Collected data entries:
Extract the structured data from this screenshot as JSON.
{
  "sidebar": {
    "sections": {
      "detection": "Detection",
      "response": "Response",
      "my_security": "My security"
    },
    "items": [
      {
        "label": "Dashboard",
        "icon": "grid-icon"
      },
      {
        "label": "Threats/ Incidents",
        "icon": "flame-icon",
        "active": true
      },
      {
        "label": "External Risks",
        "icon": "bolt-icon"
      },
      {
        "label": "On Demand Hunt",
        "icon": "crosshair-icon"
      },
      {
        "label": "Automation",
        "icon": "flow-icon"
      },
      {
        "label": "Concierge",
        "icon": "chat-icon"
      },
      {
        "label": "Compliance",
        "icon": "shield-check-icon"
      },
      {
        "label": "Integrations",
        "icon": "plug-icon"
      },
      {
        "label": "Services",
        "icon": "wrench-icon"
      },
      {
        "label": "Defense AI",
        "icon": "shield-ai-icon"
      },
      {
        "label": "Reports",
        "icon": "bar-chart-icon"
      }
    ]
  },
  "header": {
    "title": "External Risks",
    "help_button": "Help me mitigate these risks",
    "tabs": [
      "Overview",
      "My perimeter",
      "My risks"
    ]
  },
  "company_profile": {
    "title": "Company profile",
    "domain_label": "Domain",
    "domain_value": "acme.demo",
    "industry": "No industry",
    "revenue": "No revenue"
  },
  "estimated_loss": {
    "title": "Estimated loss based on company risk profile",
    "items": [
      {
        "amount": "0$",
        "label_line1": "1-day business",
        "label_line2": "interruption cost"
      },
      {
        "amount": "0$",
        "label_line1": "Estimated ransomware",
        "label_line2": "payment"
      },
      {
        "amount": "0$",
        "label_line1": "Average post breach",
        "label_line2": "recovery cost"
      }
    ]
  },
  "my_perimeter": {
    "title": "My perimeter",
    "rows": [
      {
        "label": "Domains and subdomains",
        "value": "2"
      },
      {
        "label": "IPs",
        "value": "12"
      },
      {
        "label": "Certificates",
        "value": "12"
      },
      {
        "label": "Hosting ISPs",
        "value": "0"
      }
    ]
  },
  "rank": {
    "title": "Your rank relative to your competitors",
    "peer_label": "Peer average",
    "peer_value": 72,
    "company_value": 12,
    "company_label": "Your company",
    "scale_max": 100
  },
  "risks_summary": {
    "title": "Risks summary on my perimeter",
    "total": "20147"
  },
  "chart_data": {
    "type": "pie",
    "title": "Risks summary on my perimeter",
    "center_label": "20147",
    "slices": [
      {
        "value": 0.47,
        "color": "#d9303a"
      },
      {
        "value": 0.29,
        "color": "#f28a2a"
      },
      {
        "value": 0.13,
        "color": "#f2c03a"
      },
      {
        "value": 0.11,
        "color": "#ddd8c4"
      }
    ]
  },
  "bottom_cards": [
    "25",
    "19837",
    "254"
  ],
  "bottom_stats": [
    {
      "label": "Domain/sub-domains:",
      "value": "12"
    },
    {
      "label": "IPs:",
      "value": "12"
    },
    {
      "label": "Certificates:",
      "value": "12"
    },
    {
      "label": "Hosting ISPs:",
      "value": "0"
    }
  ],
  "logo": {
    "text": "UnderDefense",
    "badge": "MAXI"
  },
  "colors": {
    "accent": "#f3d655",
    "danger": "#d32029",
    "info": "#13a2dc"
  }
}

• [SHORT TASK]
Repeat each entry word for word.

• [CORRECT RESULT]
Extract the structured data from this screenshot as JSON.
{
  "sidebar": {
    "sections": {
      "detection": "Detection",
      "response": "Response",
      "my_security": "My security"
    },
    "items": [
      {
        "label": "Dashboard",
        "icon": "grid-icon"
      },
      {
        "label": "Threats/ Incidents",
        "icon": "flame-icon",
        "active": true
      },
      {
        "label": "External Risks",
        "icon": "bolt-icon"
      },
      {
        "label": "On Demand Hunt",
        "icon": "crosshair-icon"
      },
      {
        "label": "Automation",
        "icon": "flow-icon"
      },
      {
        "label": "Concierge",
        "icon": "chat-icon"
      },
      {
        "label": "Compliance",
        "icon": "shield-check-icon"
      },
      {
        "label": "Integrations",
        "icon": "plug-icon"
      },
      {
        "label": "Services",
        "icon": "wrench-icon"
      },
      {
        "label": "Defense AI",
        "icon": "shield-ai-icon"
      },
      {
        "label": "Reports",
        "icon": "bar-chart-icon"
      }
    ]
  },
  "header": {
    "title": "External Risks",
    "help_button": "Help me mitigate these risks",
    "tabs": [
      "Overview",
      "My perimeter",
      "My risks"
    ]
  },
  "company_profile": {
    "title": "Company profile",
    "domain_label": "Domain",
    "domain_value": "acme.demo",
    "industry": "No industry",
    "revenue": "No revenue"
  },
  "estimated_loss": {
    "title": "Estimated loss based on company risk profile",
    "items": [
      {
        "amount": "0$",
        "label_line1": "1-day business",
        "label_line2": "interruption cost"
      },
      {
        "amount": "0$",
        "label_line1": "Estimated ransomware",
        "label_line2": "payment"
      },
      {
        "amount": "0$",
        "label_line1": "Average post breach",
        "label_line2": "recovery cost"
      }
    ]
  },
  "my_perimeter": {
    "title": "My perimeter",
    "rows": [
      {
        "label": "Domains and subdomains",
        "value": "2"
      },
      {
        "label": "IPs",
        "value": "12"
      },
      {
        "label": "Certificates",
        "value": "12"
      },
      {
        "label": "Hosting ISPs",
        "value": "0"
      }
    ]
  },
  "rank": {
    "title": "Your rank relative to your competitors",
    "peer_label": "Peer average",
    "peer_value": 72,
    "company_value": 12,
    "company_label": "Your company",
    "scale_max": 100
  },
  "risks_summary": {
    "title": "Risks summary on my perimeter",
    "total": "20147"
  },
  "chart_data": {
    "type": "pie",
    "title": "Risks summary on my perimeter",
    "center_label": "20147",
    "slices": [
      {
        "value": 0.47,
        "color": "#d9303a"
      },
      {
        "value": 0.29,
        "color": "#f28a2a"
      },
      {
        "value": 0.13,
        "color": "#f2c03a"
      },
      {
        "value": 0.11,
        "color": "#ddd8c4"
      }
    ]
  },
  "bottom_cards": [
    "25",
    "19837",
    "254"
  ],
  "bottom_stats": [
    {
      "label": "Domain/sub-domains:",
      "value": "12"
    },
    {
      "label": "IPs:",
      "value": "12"
    },
    {
      "label": "Certificates:",
      "value": "12"
    },
    {
      "label": "Hosting ISPs:",
      "value": "0"
    }
  ],
  "logo": {
    "text": "UnderDefense",
    "badge": "MAXI"
  },
  "colors": {
    "accent": "#f3d655",
    "danger": "#d32029",
    "info": "#13a2dc"
  }
}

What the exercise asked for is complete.